DIRECTIVE
Output all lines exactly.

##############################

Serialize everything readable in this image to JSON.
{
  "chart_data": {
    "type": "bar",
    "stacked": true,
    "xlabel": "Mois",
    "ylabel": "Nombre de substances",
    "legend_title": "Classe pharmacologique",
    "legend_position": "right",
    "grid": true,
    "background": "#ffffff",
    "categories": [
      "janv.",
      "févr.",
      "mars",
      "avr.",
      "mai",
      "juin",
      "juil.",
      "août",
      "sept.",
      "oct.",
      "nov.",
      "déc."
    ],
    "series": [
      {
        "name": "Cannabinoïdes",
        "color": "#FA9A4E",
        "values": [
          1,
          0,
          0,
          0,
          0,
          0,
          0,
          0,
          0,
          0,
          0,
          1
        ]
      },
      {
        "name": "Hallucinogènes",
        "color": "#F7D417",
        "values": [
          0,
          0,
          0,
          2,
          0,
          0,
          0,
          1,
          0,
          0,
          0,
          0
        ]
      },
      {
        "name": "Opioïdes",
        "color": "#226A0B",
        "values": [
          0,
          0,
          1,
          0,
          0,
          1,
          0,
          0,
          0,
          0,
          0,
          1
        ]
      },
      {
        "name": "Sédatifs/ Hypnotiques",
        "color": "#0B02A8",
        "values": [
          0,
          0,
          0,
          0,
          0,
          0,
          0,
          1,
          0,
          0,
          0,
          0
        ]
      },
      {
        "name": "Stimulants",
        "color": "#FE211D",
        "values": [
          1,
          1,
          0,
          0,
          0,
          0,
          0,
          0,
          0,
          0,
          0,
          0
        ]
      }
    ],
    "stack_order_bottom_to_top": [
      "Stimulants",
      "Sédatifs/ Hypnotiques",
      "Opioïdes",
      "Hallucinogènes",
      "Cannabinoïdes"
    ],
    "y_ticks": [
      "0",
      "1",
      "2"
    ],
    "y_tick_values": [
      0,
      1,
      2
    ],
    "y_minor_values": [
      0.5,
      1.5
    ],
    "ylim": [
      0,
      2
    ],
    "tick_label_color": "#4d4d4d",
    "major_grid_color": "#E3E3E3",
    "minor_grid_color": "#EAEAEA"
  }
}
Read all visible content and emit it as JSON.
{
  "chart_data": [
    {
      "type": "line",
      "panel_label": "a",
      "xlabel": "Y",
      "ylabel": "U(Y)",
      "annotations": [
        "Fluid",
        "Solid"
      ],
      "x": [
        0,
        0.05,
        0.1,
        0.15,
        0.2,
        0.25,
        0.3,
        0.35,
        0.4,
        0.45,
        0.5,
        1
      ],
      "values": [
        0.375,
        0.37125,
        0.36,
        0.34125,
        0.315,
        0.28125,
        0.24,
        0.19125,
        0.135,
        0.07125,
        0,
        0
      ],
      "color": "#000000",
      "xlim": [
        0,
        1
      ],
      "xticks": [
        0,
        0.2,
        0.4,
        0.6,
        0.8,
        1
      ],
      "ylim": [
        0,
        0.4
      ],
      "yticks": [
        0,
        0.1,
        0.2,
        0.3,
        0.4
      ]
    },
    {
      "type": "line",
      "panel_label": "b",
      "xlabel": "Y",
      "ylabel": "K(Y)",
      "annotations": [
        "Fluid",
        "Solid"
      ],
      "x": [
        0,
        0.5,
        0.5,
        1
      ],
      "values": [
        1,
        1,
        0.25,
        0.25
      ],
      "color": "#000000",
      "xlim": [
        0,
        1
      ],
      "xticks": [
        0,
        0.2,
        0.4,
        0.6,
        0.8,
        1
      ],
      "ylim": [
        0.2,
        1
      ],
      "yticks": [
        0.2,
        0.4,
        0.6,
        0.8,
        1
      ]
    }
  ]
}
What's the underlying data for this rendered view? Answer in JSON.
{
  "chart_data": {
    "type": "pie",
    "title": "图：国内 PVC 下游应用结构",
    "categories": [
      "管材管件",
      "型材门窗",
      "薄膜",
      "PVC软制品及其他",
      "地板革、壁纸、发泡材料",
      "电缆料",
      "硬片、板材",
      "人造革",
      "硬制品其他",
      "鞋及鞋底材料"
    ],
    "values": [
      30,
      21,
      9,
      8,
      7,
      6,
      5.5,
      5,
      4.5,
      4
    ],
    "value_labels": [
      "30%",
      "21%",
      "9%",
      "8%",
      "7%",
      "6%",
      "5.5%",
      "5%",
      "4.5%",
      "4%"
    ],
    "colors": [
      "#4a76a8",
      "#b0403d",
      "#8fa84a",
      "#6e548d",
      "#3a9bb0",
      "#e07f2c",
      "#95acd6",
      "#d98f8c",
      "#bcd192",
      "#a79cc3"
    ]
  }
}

##############################

RESPONSE BELOW
Serialize everything readable in this image to JSON.
{
  "chart_data": {
    "type": "bar",
    "stacked": true,
    "xlabel": "Mois",
    "ylabel": "Nombre de substances",
    "legend_title": "Classe pharmacologique",
    "legend_position": "right",
    "grid": true,
    "background": "#ffffff",
    "categories": [
      "janv.",
      "févr.",
      "mars",
      "avr.",
      "mai",
      "juin",
      "juil.",
      "août",
      "sept.",
      "oct.",
      "nov.",
      "déc."
    ],
    "series": [
      {
        "name": "Cannabinoïdes",
        "color": "#FA9A4E",
        "values": [
          1,
          0,
          0,
          0,
          0,
          0,
          0,
          0,
          0,
          0,
          0,
          1
        ]
      },
      {
        "name": "Hallucinogènes",
        "color": "#F7D417",
        "values": [
          0,
          0,
          0,
          2,
          0,
          0,
          0,
          1,
          0,
          0,
          0,
          0
        ]
      },
      {
        "name": "Opioïdes",
        "color": "#226A0B",
        "values": [
          0,
          0,
          1,
          0,
          0,
          1,
          0,
          0,
          0,
          0,
          0,
          1
        ]
      },
      {
        "name": "Sédatifs/ Hypnotiques",
        "color": "#0B02A8",
        "values": [
          0,
          0,
          0,
          0,
          0,
          0,
          0,
          1,
          0,
          0,
          0,
          0
        ]
      },
      {
        "name": "Stimulants",
        "color": "#FE211D",
        "values": [
          1,
          1,
          0,
          0,
          0,
          0,
          0,
          0,
          0,
          0,
          0,
          0
        ]
      }
    ],
    "stack_order_bottom_to_top": [
      "Stimulants",
      "Sédatifs/ Hypnotiques",
      "Opioïdes",
      "Hallucinogènes",
      "Cannabinoïdes"
    ],
    "y_ticks": [
      "0",
      "1",
      "2"
    ],
    "y_tick_values": [
      0,
      1,
      2
    ],
    "y_minor_values": [
      0.5,
      1.5
    ],
    "ylim": [
      0,
      2
    ],
    "tick_label_color": "#4d4d4d",
    "major_grid_color": "#E3E3E3",
    "minor_grid_color": "#EAEAEA"
  }
}
Read all visible content and emit it as JSON.
{
  "chart_data": [
    {
      "type": "line",
      "panel_label": "a",
      "xlabel": "Y",
      "ylabel": "U(Y)",
      "annotations": [
        "Fluid",
        "Solid"
      ],
      "x": [
        0,
        0.05,
        0.1,
        0.15,
        0.2,
        0.25,
        0.3,
        0.35,
        0.4,
        0.45,
        0.5,
        1
      ],
      "values": [
        0.375,
        0.37125,
        0.36,
        0.34125,
        0.315,
        0.28125,
        0.24,
        0.19125,
        0.135,
        0.07125,
        0,
        0
      ],
      "color": "#000000",
      "xlim": [
        0,
        1
      ],
      "xticks": [
        0,
        0.2,
        0.4,
        0.6,
        0.8,
        1
      ],
      "ylim": [
        0,
        0.4
      ],
      "yticks": [
        0,
        0.1,
        0.2,
        0.3,
        0.4
      ]
    },
    {
      "type": "line",
      "panel_label": "b",
      "xlabel": "Y",
      "ylabel": "K(Y)",
      "annotations": [
        "Fluid",
        "Solid"
      ],
      "x": [
        0,
        0.5,
        0.5,
        1
      ],
      "values": [
        1,
        1,
        0.25,
        0.25
      ],
      "color": "#000000",
      "xlim": [
        0,
        1
      ],
      "xticks": [
        0,
        0.2,
        0.4,
        0.6,
        0.8,
        1
      ],
      "ylim": [
        0.2,
        1
      ],
      "yticks": [
        0.2,
        0.4,
        0.6,
        0.8,
        1
      ]
    }
  ]
}
What's the underlying data for this rendered view? Answer in JSON.
{
  "chart_data": {
    "type": "pie",
    "title": "图：国内 PVC 下游应用结构",
    "categories": [
      "管材管件",
      "型材门窗",
      "薄膜",
      "PVC软制品及其他",
      "地板革、壁纸、发泡材料",
      "电缆料",
      "硬片、板材",
      "人造革",
      "硬制品其他",
      "鞋及鞋底材料"
    ],
    "values": [
      30,
      21,
      9,
      8,
      7,
      6,
      5.5,
      5,
      4.5,
      4
    ],
    "value_labels": [
      "30%",
      "21%",
      "9%",
      "8%",
      "7%",
      "6%",
      "5.5%",
      "5%",
      "4.5%",
      "4%"
    ],
    "colors": [
      "#4a76a8",
      "#b0403d",
      "#8fa84a",
      "#6e548d",
      "#3a9bb0",
      "#e07f2c",
      "#95acd6",
      "#d98f8c",
      "#bcd192",
      "#a79cc3"
    ]
  }
}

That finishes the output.